# start of Supplied records
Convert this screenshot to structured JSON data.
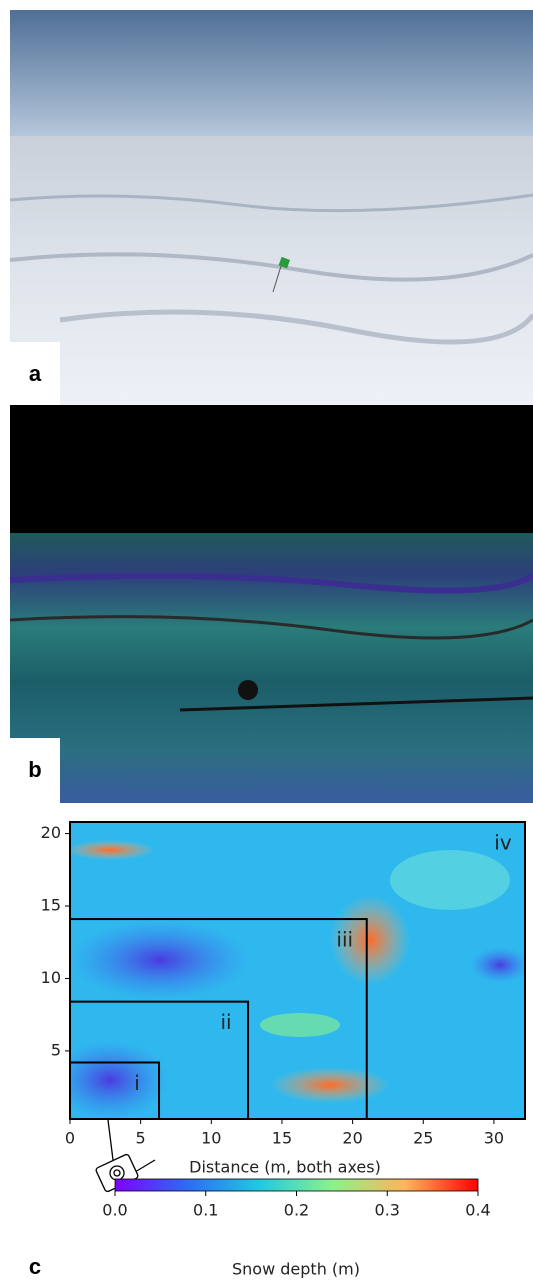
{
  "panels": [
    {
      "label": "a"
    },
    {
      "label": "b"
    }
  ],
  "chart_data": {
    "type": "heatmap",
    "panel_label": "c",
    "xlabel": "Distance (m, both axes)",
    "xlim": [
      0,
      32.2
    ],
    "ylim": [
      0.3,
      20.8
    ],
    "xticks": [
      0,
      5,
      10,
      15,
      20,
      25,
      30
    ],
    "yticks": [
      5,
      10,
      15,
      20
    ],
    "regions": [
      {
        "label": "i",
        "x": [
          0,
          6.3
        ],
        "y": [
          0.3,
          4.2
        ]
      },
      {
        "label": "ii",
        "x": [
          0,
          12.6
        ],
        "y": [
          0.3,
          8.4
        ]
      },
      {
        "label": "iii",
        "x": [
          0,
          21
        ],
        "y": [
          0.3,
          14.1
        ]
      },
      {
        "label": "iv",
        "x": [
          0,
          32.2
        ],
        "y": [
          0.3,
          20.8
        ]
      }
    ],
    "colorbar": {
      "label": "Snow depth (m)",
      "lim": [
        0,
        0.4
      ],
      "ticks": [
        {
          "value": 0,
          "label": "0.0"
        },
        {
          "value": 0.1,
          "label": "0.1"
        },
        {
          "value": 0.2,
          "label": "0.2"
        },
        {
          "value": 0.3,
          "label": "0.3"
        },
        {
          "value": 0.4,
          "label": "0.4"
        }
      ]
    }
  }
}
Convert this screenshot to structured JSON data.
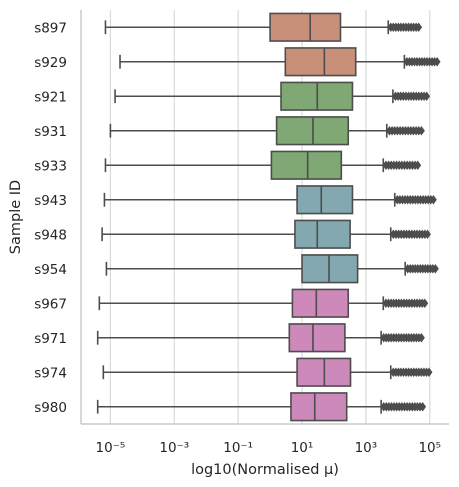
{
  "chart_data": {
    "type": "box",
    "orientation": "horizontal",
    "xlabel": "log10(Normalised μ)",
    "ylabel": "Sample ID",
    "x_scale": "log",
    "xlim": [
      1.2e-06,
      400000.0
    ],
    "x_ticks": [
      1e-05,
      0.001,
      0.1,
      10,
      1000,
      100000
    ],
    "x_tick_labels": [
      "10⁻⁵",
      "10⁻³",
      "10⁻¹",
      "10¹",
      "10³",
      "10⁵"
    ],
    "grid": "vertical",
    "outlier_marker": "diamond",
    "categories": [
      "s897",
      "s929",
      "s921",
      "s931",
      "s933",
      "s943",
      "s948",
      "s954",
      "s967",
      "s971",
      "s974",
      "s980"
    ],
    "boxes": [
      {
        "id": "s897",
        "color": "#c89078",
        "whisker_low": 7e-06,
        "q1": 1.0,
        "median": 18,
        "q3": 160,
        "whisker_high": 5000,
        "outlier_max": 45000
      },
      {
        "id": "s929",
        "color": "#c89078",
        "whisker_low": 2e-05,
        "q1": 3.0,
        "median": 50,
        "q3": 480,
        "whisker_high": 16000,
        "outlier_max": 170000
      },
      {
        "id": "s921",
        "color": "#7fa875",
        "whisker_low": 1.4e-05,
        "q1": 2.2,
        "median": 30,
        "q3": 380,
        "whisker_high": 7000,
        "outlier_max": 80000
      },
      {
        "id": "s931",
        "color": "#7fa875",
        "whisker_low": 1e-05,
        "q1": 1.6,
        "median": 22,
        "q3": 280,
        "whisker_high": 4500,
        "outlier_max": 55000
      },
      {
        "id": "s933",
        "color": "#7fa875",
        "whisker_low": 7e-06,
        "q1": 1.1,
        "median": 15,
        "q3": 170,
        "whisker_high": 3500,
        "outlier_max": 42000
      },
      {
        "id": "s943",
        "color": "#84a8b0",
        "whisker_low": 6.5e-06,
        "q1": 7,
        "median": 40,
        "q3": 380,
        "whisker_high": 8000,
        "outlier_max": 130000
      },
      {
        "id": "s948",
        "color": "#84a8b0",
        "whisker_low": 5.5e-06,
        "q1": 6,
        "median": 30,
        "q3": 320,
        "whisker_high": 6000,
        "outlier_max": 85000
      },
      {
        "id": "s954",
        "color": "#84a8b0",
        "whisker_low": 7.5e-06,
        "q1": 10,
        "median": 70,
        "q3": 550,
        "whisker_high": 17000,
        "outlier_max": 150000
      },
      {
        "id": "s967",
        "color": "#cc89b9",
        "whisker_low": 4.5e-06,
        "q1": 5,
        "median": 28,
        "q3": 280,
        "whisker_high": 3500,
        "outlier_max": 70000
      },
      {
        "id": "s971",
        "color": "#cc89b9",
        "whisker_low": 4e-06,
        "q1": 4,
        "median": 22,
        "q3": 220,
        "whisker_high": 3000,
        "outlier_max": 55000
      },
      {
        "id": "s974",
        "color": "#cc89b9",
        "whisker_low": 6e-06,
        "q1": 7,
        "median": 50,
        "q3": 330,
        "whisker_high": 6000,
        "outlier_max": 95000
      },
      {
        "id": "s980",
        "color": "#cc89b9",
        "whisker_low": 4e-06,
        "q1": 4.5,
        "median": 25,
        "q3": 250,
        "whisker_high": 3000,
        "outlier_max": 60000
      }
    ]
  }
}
# end of Supplied records
Show each line of the data that contains the string "xlabel".

    "xlabel": "Distance (m, both axes)",
    "xlabel": "log10(Normalised μ)",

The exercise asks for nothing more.